Exercise description: Only the lines from the one containing "Give me the" through the end of the entries should be returned, exactly as they are, with the pictures omitted.

[Items from a figure collection]
....

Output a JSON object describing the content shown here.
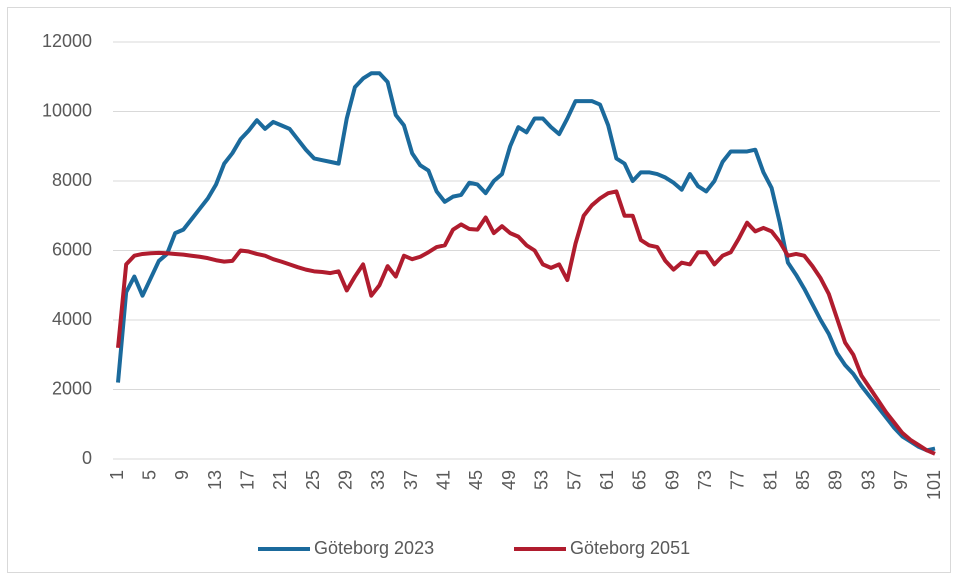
{
  "chart_data": {
    "type": "line",
    "x": [
      1,
      2,
      3,
      4,
      5,
      6,
      7,
      8,
      9,
      10,
      11,
      12,
      13,
      14,
      15,
      16,
      17,
      18,
      19,
      20,
      21,
      22,
      23,
      24,
      25,
      26,
      27,
      28,
      29,
      30,
      31,
      32,
      33,
      34,
      35,
      36,
      37,
      38,
      39,
      40,
      41,
      42,
      43,
      44,
      45,
      46,
      47,
      48,
      49,
      50,
      51,
      52,
      53,
      54,
      55,
      56,
      57,
      58,
      59,
      60,
      61,
      62,
      63,
      64,
      65,
      66,
      67,
      68,
      69,
      70,
      71,
      72,
      73,
      74,
      75,
      76,
      77,
      78,
      79,
      80,
      81,
      82,
      83,
      84,
      85,
      86,
      87,
      88,
      89,
      90,
      91,
      92,
      93,
      94,
      95,
      96,
      97,
      98,
      99,
      100,
      101
    ],
    "xlim": [
      1,
      101
    ],
    "xticks": [
      1,
      5,
      9,
      13,
      17,
      21,
      25,
      29,
      33,
      37,
      41,
      45,
      49,
      53,
      57,
      61,
      65,
      69,
      73,
      77,
      81,
      85,
      89,
      93,
      97,
      101
    ],
    "ylim": [
      0,
      12000
    ],
    "yticks": [
      0,
      2000,
      4000,
      6000,
      8000,
      10000,
      12000
    ],
    "grid": true,
    "legend": "bottom",
    "series": [
      {
        "name": "Göteborg 2023",
        "color": "#1b6a9c",
        "values": [
          2200,
          4800,
          5250,
          4700,
          5200,
          5700,
          5900,
          6500,
          6600,
          6900,
          7200,
          7500,
          7900,
          8500,
          8800,
          9200,
          9450,
          9750,
          9500,
          9700,
          9600,
          9500,
          9200,
          8900,
          8650,
          8600,
          8550,
          8500,
          9800,
          10700,
          10950,
          11100,
          11100,
          10850,
          9900,
          9600,
          8800,
          8450,
          8300,
          7700,
          7400,
          7550,
          7600,
          7950,
          7900,
          7650,
          8000,
          8200,
          9000,
          9550,
          9400,
          9800,
          9800,
          9550,
          9350,
          9800,
          10300,
          10300,
          10300,
          10200,
          9600,
          8650,
          8500,
          8000,
          8250,
          8250,
          8200,
          8100,
          7950,
          7750,
          8200,
          7850,
          7700,
          8000,
          8550,
          8850,
          8850,
          8850,
          8900,
          8250,
          7800,
          6800,
          5650,
          5300,
          4900,
          4450,
          4000,
          3600,
          3050,
          2700,
          2450,
          2100,
          1800,
          1500,
          1200,
          900,
          650,
          500,
          350,
          250,
          300
        ]
      },
      {
        "name": "Göteborg 2051",
        "color": "#b01c2e",
        "values": [
          3200,
          5600,
          5850,
          5900,
          5920,
          5930,
          5920,
          5900,
          5880,
          5850,
          5820,
          5780,
          5720,
          5680,
          5700,
          6000,
          5970,
          5900,
          5850,
          5750,
          5680,
          5600,
          5520,
          5450,
          5400,
          5380,
          5350,
          5400,
          4850,
          5250,
          5600,
          4700,
          5000,
          5550,
          5250,
          5850,
          5750,
          5820,
          5950,
          6100,
          6150,
          6600,
          6750,
          6620,
          6600,
          6950,
          6500,
          6700,
          6500,
          6400,
          6150,
          6000,
          5600,
          5500,
          5600,
          5150,
          6200,
          7000,
          7300,
          7500,
          7650,
          7700,
          7000,
          7000,
          6300,
          6150,
          6100,
          5700,
          5450,
          5650,
          5600,
          5950,
          5950,
          5600,
          5850,
          5950,
          6350,
          6800,
          6550,
          6650,
          6550,
          6250,
          5850,
          5900,
          5850,
          5550,
          5200,
          4750,
          4050,
          3350,
          3000,
          2400,
          2050,
          1700,
          1350,
          1050,
          750,
          550,
          400,
          250,
          150
        ]
      }
    ]
  }
}
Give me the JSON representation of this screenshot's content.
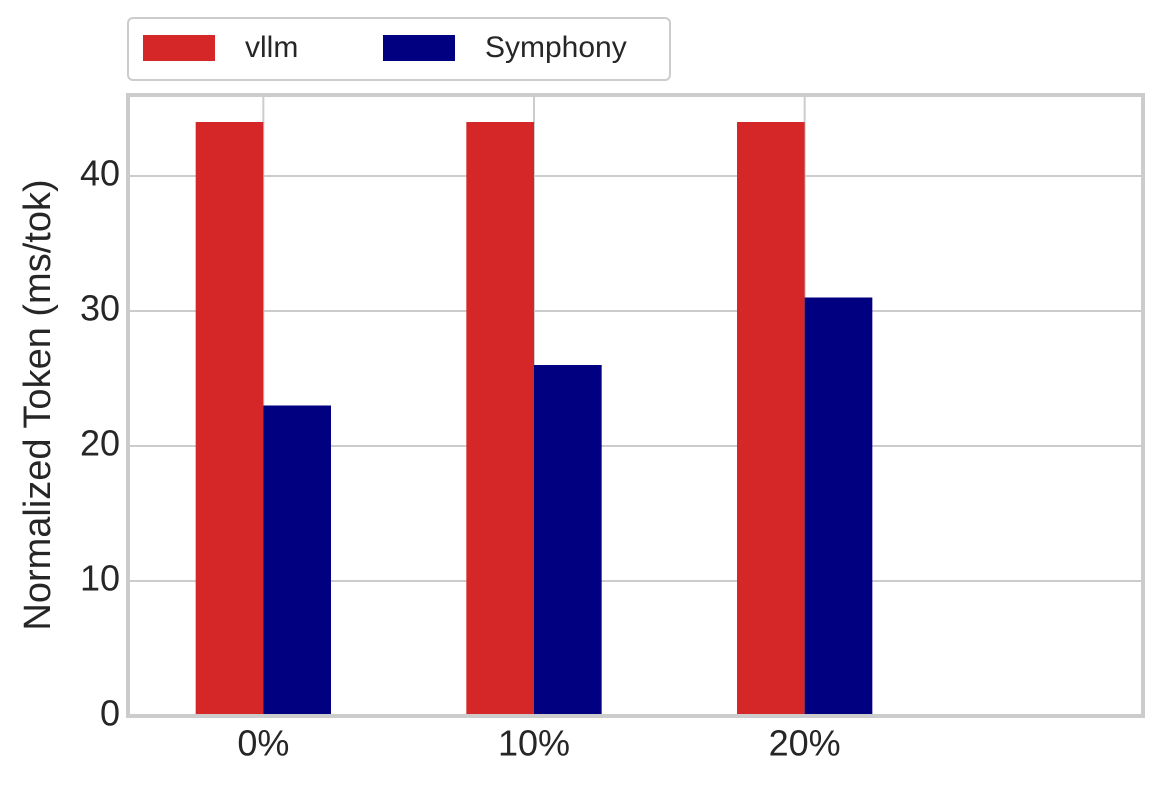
{
  "chart_data": {
    "type": "bar",
    "categories": [
      "0%",
      "10%",
      "20%"
    ],
    "series": [
      {
        "name": "vllm",
        "color": "#d62728",
        "values": [
          44,
          44,
          44
        ]
      },
      {
        "name": "Symphony",
        "color": "#000080",
        "values": [
          23,
          26,
          31
        ]
      }
    ],
    "y_label": "Normalized Token (ms/tok)",
    "ylim": [
      0,
      46
    ],
    "yticks": [
      0,
      10,
      20,
      30,
      40
    ],
    "grid": true,
    "legend": "top-left"
  }
}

....

Written answer:
Give me the JSON representation of this screenshot's content.
{
  "chart_data": {
    "type": "bar",
    "categories": [
      "0%",
      "10%",
      "20%"
    ],
    "series": [
      {
        "name": "vllm",
        "color": "#d62728",
        "values": [
          44,
          44,
          44
        ]
      },
      {
        "name": "Symphony",
        "color": "#000080",
        "values": [
          23,
          26,
          31
        ]
      }
    ],
    "y_label": "Normalized Token (ms/tok)",
    "ylim": [
      0,
      46
    ],
    "yticks": [
      0,
      10,
      20,
      30,
      40
    ],
    "grid": true,
    "legend": "top-left"
  }
}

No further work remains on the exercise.